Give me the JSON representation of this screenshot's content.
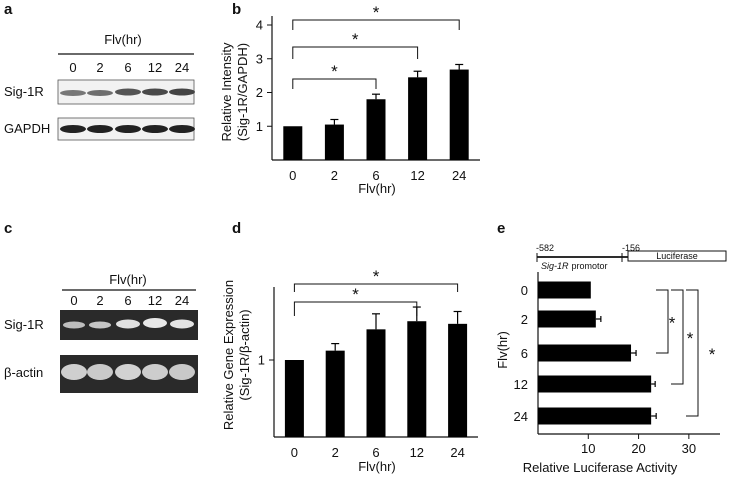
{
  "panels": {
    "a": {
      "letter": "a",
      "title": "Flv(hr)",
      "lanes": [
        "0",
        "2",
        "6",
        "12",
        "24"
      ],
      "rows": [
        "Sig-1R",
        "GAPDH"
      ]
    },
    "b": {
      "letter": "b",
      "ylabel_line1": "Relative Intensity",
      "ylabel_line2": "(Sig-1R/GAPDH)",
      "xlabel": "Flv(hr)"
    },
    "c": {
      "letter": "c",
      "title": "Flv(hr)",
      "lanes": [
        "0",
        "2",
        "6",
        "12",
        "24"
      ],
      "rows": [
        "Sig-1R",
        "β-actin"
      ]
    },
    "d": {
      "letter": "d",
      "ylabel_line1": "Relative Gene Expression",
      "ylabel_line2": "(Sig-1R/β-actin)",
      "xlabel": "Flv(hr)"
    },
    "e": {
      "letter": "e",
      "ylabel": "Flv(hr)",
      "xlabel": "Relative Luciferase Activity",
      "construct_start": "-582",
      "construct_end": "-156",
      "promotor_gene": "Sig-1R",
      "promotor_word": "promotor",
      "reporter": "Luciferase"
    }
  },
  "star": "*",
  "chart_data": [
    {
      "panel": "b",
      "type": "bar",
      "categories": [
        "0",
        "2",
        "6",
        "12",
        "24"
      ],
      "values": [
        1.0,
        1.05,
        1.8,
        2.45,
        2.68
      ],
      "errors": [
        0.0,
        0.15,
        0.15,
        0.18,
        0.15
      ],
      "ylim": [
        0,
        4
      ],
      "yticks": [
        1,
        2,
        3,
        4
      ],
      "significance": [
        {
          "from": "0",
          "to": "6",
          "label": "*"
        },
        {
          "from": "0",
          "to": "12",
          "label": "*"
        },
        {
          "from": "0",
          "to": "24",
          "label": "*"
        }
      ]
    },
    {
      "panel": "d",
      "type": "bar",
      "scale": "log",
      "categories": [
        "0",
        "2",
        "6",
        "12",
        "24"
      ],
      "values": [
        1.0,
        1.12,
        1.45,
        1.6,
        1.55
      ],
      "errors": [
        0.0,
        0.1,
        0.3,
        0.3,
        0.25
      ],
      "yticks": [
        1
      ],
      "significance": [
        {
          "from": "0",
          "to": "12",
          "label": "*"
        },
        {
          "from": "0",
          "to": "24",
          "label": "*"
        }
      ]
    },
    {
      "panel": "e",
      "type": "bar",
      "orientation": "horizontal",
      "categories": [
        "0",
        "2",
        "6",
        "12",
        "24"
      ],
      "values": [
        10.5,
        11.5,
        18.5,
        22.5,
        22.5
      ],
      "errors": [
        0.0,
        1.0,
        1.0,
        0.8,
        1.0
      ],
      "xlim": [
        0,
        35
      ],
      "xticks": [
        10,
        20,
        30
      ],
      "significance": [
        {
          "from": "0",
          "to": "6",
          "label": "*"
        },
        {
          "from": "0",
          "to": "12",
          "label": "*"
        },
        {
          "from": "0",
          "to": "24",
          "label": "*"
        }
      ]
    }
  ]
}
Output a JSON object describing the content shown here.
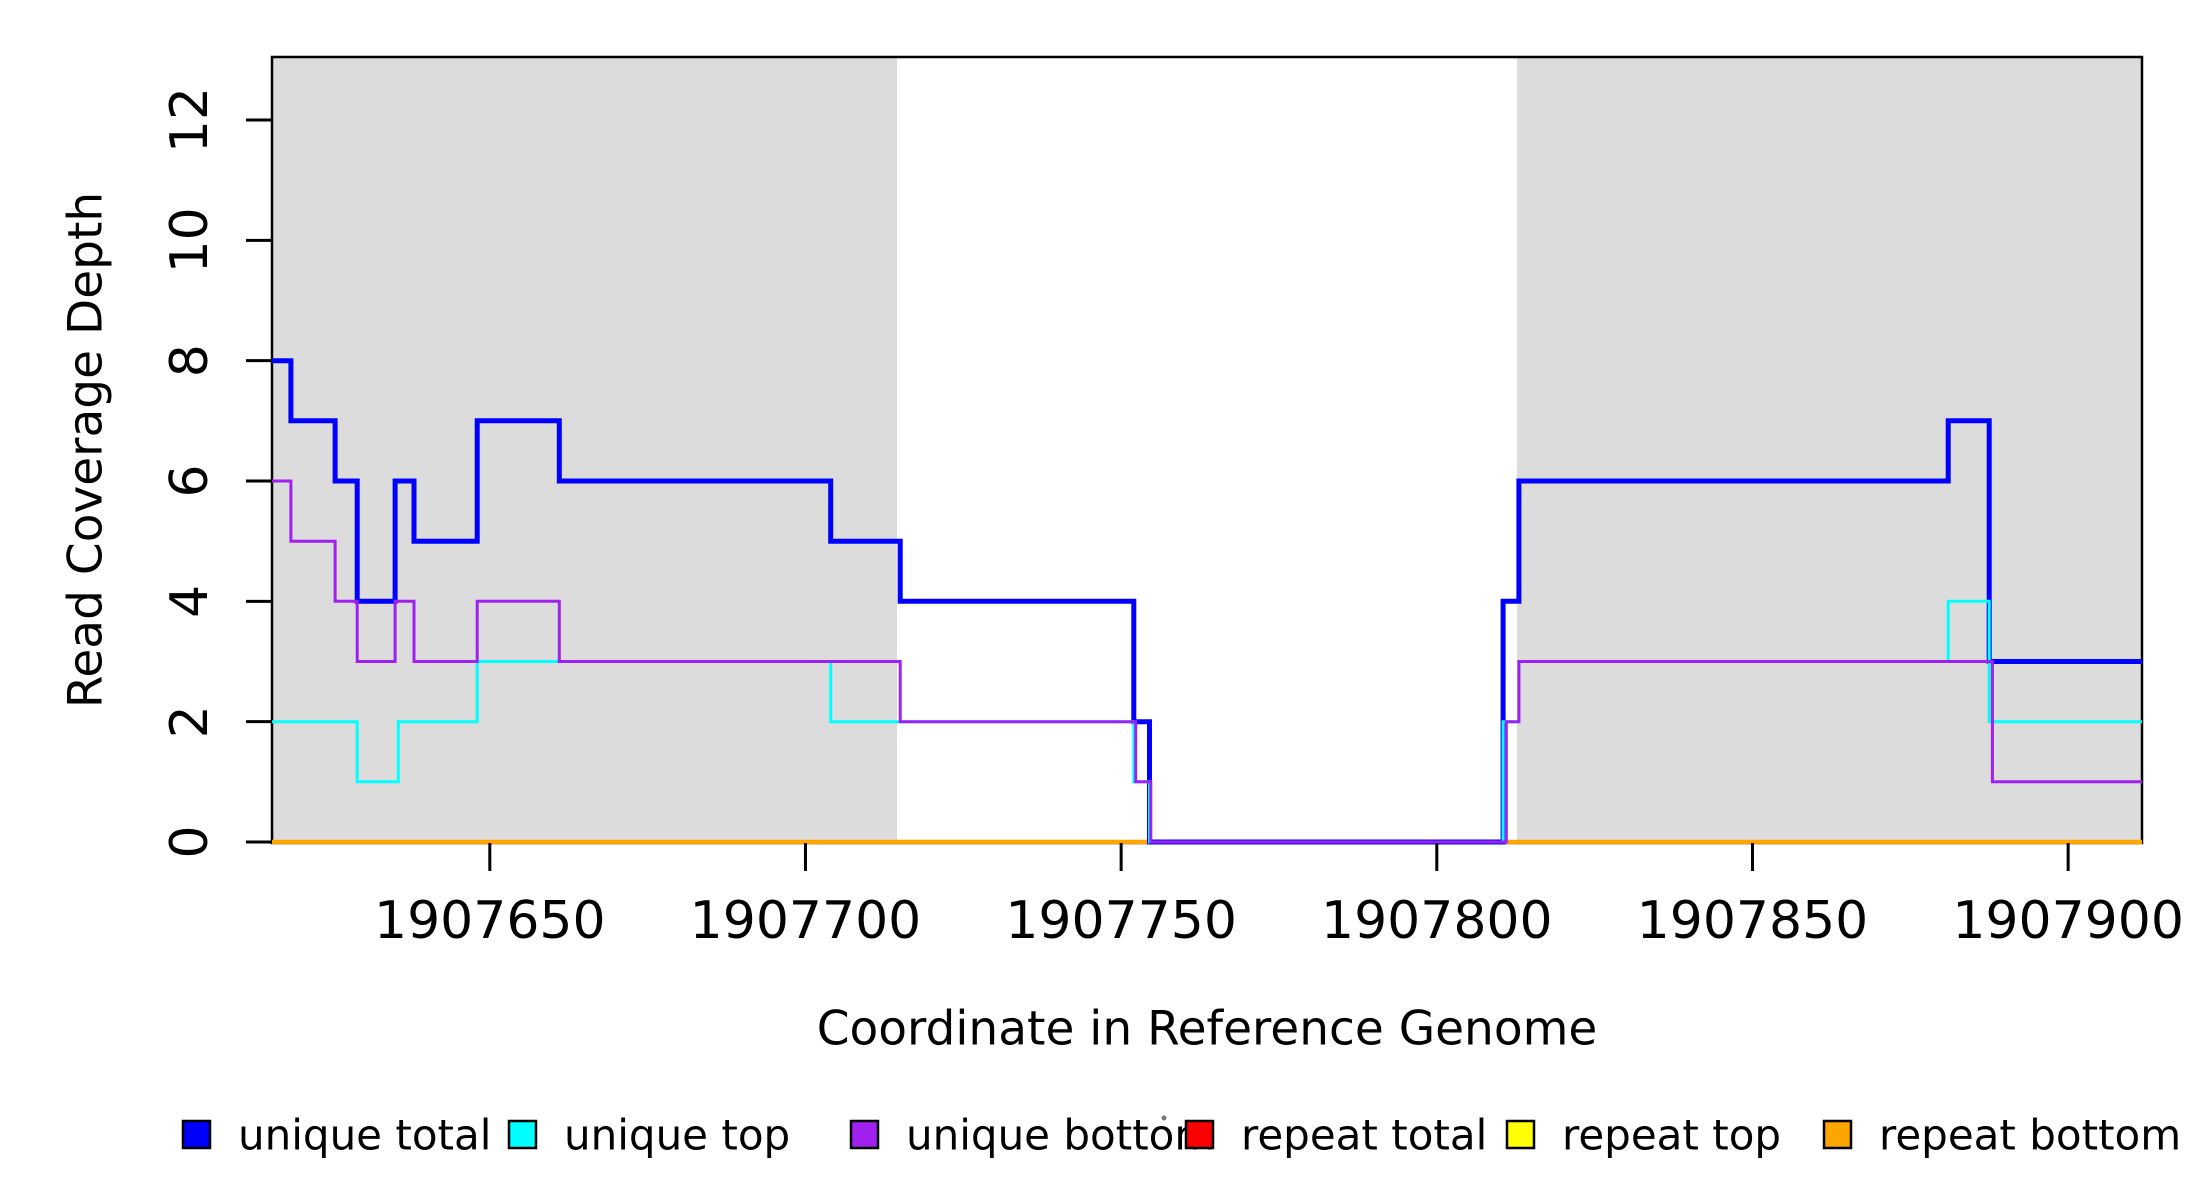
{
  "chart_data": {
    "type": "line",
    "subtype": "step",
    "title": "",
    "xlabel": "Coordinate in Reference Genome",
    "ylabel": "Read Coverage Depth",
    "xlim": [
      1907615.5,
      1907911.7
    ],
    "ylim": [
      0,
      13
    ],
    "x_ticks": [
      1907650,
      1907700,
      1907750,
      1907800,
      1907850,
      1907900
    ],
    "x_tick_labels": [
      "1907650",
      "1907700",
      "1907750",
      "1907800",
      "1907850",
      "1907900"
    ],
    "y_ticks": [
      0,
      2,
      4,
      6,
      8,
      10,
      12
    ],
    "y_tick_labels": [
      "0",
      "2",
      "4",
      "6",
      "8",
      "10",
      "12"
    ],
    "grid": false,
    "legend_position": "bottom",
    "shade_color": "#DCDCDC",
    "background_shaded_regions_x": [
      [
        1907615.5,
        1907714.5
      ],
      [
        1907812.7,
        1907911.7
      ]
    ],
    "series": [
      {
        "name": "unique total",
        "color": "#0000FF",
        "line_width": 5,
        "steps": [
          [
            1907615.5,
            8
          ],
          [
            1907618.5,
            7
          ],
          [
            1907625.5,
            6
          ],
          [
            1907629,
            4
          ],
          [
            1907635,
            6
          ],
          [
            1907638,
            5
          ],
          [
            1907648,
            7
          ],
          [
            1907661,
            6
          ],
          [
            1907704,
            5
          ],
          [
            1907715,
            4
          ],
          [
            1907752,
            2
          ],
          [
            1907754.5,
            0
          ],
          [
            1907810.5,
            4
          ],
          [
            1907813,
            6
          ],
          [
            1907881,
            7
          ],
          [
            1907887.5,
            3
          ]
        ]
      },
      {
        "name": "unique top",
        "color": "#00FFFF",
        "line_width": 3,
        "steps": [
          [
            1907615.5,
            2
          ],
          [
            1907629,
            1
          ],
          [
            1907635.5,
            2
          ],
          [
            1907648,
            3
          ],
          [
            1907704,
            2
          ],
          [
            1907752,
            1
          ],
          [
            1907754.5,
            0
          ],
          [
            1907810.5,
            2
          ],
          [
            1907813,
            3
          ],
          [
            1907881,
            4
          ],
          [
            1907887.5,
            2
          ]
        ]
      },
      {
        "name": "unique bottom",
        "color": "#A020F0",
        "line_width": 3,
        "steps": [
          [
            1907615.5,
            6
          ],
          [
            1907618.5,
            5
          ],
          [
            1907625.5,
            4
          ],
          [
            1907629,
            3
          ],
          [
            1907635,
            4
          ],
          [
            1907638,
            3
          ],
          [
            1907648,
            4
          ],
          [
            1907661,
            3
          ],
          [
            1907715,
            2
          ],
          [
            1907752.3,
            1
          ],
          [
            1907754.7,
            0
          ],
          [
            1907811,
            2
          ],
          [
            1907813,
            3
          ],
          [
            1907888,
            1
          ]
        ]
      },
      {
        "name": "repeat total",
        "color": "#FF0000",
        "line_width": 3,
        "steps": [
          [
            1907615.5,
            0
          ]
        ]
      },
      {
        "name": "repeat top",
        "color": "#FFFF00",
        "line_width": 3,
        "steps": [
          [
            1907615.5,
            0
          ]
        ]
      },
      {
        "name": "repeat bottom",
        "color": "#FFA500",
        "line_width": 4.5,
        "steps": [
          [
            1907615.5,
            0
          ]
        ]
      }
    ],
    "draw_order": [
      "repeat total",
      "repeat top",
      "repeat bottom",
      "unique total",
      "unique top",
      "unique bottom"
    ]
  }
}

^^^^^^^^^^^^^^^^

TASK PROMPT: From the listing above, copy out each line where the word "total" appears.

RESULT OF THE EXERCISE:
        "name": "unique total",
        "name": "repeat total",
      "repeat total",
      "unique total",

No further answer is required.